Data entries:
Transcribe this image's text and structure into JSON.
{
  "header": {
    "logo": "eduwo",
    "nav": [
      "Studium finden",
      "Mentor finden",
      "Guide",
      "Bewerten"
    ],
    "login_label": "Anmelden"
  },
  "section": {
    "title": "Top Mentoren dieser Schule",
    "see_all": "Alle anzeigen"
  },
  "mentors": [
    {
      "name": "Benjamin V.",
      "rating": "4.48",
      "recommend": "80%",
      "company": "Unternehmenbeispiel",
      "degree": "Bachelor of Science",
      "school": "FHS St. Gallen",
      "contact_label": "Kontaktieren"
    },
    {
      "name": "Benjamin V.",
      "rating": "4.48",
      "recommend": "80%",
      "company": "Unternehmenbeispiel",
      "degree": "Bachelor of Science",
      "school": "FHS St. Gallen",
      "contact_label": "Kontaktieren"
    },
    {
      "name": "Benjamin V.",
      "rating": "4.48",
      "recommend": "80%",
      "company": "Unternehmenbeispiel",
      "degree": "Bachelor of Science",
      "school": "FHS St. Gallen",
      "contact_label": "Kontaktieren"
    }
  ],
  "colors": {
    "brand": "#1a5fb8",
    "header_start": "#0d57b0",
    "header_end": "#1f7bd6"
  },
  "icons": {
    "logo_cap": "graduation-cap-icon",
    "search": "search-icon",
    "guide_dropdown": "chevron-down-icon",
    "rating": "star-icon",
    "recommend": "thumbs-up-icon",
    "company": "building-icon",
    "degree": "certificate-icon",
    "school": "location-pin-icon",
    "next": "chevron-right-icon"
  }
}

What you will do: Retype all of the material above with every character intact.

Answer to this problem:
Transcribe this image's text and structure into JSON.
{
  "header": {
    "logo": "eduwo",
    "nav": [
      "Studium finden",
      "Mentor finden",
      "Guide",
      "Bewerten"
    ],
    "login_label": "Anmelden"
  },
  "section": {
    "title": "Top Mentoren dieser Schule",
    "see_all": "Alle anzeigen"
  },
  "mentors": [
    {
      "name": "Benjamin V.",
      "rating": "4.48",
      "recommend": "80%",
      "company": "Unternehmenbeispiel",
      "degree": "Bachelor of Science",
      "school": "FHS St. Gallen",
      "contact_label": "Kontaktieren"
    },
    {
      "name": "Benjamin V.",
      "rating": "4.48",
      "recommend": "80%",
      "company": "Unternehmenbeispiel",
      "degree": "Bachelor of Science",
      "school": "FHS St. Gallen",
      "contact_label": "Kontaktieren"
    },
    {
      "name": "Benjamin V.",
      "rating": "4.48",
      "recommend": "80%",
      "company": "Unternehmenbeispiel",
      "degree": "Bachelor of Science",
      "school": "FHS St. Gallen",
      "contact_label": "Kontaktieren"
    }
  ],
  "colors": {
    "brand": "#1a5fb8",
    "header_start": "#0d57b0",
    "header_end": "#1f7bd6"
  },
  "icons": {
    "logo_cap": "graduation-cap-icon",
    "search": "search-icon",
    "guide_dropdown": "chevron-down-icon",
    "rating": "star-icon",
    "recommend": "thumbs-up-icon",
    "company": "building-icon",
    "degree": "certificate-icon",
    "school": "location-pin-icon",
    "next": "chevron-right-icon"
  }
}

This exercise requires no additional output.